Problem requirements: Please tally how many lines in the data below contain the string "switches", matching case exactly, and reply with that number alone.

== Records shown

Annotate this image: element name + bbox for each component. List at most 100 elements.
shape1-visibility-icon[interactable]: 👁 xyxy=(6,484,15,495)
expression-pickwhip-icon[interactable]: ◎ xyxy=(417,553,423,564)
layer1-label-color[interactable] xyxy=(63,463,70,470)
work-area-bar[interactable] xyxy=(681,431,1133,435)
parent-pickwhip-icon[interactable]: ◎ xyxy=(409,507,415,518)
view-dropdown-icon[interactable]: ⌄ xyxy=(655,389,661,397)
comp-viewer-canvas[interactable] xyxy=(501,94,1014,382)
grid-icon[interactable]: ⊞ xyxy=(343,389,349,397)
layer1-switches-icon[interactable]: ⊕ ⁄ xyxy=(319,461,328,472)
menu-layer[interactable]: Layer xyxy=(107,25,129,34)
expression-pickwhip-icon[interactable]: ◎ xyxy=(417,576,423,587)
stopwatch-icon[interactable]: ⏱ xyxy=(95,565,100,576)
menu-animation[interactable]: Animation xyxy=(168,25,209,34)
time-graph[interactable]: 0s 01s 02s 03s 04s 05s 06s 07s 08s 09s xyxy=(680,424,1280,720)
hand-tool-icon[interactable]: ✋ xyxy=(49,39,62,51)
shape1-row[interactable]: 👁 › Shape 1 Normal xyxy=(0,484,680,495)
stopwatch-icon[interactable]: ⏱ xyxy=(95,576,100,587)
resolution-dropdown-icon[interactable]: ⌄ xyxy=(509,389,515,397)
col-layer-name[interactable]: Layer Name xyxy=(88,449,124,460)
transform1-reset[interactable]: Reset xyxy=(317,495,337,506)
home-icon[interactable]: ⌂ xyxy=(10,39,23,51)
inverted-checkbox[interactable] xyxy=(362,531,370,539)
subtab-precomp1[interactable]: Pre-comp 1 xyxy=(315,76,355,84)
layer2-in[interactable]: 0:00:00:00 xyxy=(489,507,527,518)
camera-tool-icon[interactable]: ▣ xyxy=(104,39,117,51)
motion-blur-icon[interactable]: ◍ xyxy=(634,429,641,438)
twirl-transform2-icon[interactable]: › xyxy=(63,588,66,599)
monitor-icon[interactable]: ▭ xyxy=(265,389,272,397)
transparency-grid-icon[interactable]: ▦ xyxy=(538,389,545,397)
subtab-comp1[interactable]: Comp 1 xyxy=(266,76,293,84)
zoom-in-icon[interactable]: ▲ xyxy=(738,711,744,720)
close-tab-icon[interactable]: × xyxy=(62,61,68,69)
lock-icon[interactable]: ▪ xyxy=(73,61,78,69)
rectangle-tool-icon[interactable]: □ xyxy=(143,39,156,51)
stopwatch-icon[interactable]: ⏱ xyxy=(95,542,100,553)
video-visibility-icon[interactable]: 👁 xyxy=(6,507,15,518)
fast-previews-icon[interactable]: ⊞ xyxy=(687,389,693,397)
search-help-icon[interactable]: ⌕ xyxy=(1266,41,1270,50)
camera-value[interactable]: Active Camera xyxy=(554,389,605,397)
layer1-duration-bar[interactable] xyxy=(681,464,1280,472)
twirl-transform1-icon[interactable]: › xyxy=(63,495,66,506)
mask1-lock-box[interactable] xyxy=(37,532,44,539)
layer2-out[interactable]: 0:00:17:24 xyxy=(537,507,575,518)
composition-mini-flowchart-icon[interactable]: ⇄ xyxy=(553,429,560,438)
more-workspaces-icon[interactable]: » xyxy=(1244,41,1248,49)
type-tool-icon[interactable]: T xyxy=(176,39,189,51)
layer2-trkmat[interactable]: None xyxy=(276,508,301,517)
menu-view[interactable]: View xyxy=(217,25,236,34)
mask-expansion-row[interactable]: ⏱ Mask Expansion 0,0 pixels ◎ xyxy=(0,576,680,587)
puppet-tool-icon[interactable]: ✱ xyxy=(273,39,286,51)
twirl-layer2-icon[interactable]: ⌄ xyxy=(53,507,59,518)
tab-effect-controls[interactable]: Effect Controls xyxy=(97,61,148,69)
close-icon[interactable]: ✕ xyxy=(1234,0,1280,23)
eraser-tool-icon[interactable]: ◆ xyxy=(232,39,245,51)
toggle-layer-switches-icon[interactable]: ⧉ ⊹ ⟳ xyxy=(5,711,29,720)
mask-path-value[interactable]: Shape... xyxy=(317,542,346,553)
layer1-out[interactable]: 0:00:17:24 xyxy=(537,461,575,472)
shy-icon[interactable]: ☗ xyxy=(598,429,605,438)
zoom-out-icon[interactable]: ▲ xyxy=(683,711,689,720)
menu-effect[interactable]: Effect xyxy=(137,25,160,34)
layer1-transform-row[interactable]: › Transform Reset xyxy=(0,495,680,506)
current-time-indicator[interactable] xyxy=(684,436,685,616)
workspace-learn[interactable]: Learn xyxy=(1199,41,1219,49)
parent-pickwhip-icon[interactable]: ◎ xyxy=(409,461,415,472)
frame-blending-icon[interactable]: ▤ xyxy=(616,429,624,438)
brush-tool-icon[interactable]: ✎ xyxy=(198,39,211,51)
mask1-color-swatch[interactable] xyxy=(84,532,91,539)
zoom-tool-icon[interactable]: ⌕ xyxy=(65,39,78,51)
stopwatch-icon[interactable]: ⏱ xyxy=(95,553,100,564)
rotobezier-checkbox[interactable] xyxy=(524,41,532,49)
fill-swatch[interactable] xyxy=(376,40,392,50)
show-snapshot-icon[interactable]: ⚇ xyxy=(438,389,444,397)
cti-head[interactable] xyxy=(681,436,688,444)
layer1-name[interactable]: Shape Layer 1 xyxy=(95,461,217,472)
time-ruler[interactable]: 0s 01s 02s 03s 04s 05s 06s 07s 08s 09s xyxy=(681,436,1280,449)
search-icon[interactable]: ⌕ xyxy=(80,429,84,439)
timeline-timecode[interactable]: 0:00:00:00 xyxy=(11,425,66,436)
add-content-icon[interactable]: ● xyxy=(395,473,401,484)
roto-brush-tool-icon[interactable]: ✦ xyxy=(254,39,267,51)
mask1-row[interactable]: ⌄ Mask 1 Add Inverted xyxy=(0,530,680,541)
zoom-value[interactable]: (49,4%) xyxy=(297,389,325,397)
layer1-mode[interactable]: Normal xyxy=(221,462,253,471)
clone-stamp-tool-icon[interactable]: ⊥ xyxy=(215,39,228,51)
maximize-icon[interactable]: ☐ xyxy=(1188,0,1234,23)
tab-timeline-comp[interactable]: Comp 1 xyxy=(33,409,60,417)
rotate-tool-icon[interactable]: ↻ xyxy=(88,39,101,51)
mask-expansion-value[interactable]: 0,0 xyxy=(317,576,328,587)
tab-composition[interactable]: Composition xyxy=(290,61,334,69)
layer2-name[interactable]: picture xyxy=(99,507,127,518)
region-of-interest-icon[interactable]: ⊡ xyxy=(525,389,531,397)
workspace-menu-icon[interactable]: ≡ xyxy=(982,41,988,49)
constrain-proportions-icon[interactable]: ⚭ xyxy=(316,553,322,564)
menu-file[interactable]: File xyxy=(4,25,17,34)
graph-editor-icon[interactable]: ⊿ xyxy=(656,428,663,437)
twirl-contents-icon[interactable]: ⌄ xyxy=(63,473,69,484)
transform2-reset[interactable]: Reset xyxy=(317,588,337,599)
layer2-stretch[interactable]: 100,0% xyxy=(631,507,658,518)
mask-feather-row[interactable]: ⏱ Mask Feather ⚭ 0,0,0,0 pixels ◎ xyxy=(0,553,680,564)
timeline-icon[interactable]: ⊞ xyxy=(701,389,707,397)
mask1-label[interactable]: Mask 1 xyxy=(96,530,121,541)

====

Exercise answer: 2